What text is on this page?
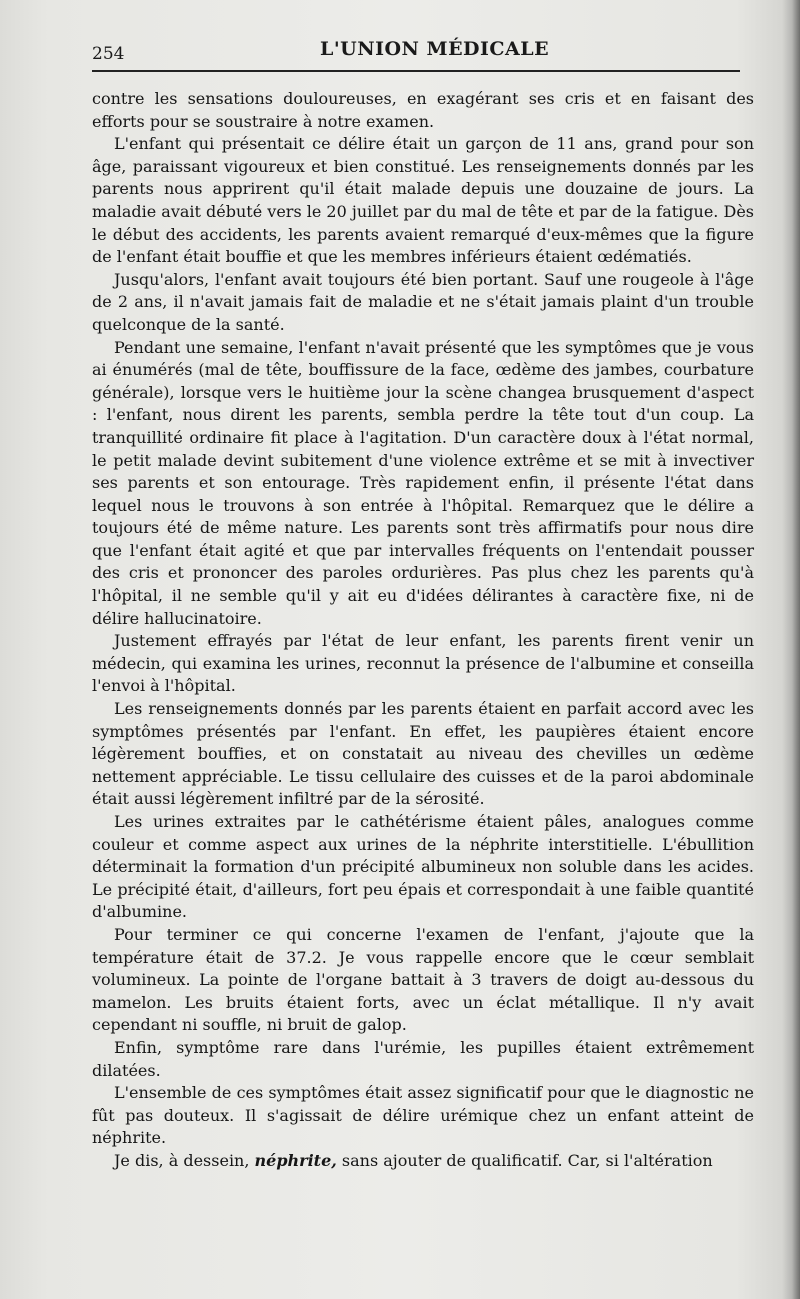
254	L'UNION MÉDICALE

contre les sensations douloureuses, en exagérant ses cris et en faisant des efforts pour se soustraire à notre examen.

L'enfant qui présentait ce délire était un garçon de 11 ans, grand pour son âge, paraissant vigoureux et bien constitué. Les renseignements donnés par les parents nous apprirent qu'il était malade depuis une douzaine de jours. La maladie avait débuté vers le 20 juillet par du mal de tête et par de la fatigue. Dès le début des accidents, les parents avaient remarqué d'eux-mêmes que la figure de l'enfant était bouffie et que les membres inférieurs étaient œdématiés.

Jusqu'alors, l'enfant avait toujours été bien portant. Sauf une rougeole à l'âge de 2 ans, il n'avait jamais fait de maladie et ne s'était jamais plaint d'un trouble quelconque de la santé.

Pendant une semaine, l'enfant n'avait présenté que les symptômes que je vous ai énumérés (mal de tête, bouffissure de la face, œdème des jambes, courbature générale), lorsque vers le huitième jour la scène changea brusquement d'aspect : l'enfant, nous dirent les parents, sembla perdre la tête tout d'un coup. La tranquillité ordinaire fit place à l'agitation. D'un caractère doux à l'état normal, le petit malade devint subitement d'une violence extrême et se mit à invectiver ses parents et son entourage. Très rapidement enfin, il présente l'état dans lequel nous le trouvons à son entrée à l'hôpital. Remarquez que le délire a toujours été de même nature. Les parents sont très affirmatifs pour nous dire que l'enfant était agité et que par intervalles fréquents on l'entendait pousser des cris et prononcer des paroles ordurières. Pas plus chez les parents qu'à l'hôpital, il ne semble qu'il y ait eu d'idées délirantes à caractère fixe, ni de délire hallucinatoire.

Justement effrayés par l'état de leur enfant, les parents firent venir un médecin, qui examina les urines, reconnut la présence de l'albumine et conseilla l'envoi à l'hôpital.

Les renseignements donnés par les parents étaient en parfait accord avec les symptômes présentés par l'enfant. En effet, les paupières étaient encore légèrement bouffies, et on constatait au niveau des chevilles un œdème nettement appréciable. Le tissu cellulaire des cuisses et de la paroi abdominale était aussi légèrement infiltré par de la sérosité.

Les urines extraites par le cathétérisme étaient pâles, analogues comme couleur et comme aspect aux urines de la néphrite interstitielle. L'ébullition déterminait la formation d'un précipité albumineux non soluble dans les acides. Le précipité était, d'ailleurs, fort peu épais et correspondait à une faible quantité d'albumine.

Pour terminer ce qui concerne l'examen de l'enfant, j'ajoute que la température était de 37.2. Je vous rappelle encore que le cœur semblait volumineux. La pointe de l'organe battait à 3 travers de doigt au-dessous du mamelon. Les bruits étaient forts, avec un éclat métallique. Il n'y avait cependant ni souffle, ni bruit de galop.

Enfin, symptôme rare dans l'urémie, les pupilles étaient extrêmement dilatées.

L'ensemble de ces symptômes était assez significatif pour que le diagnostic ne fût pas douteux. Il s'agissait de délire urémique chez un enfant atteint de néphrite.

Je dis, à dessein, néphrite, sans ajouter de qualificatif. Car, si l'altération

————————

YOUR TASK: Note how many lines in the material hold the word "bien", and give that number with nothing added.

ANSWER TO THIS TASK: 2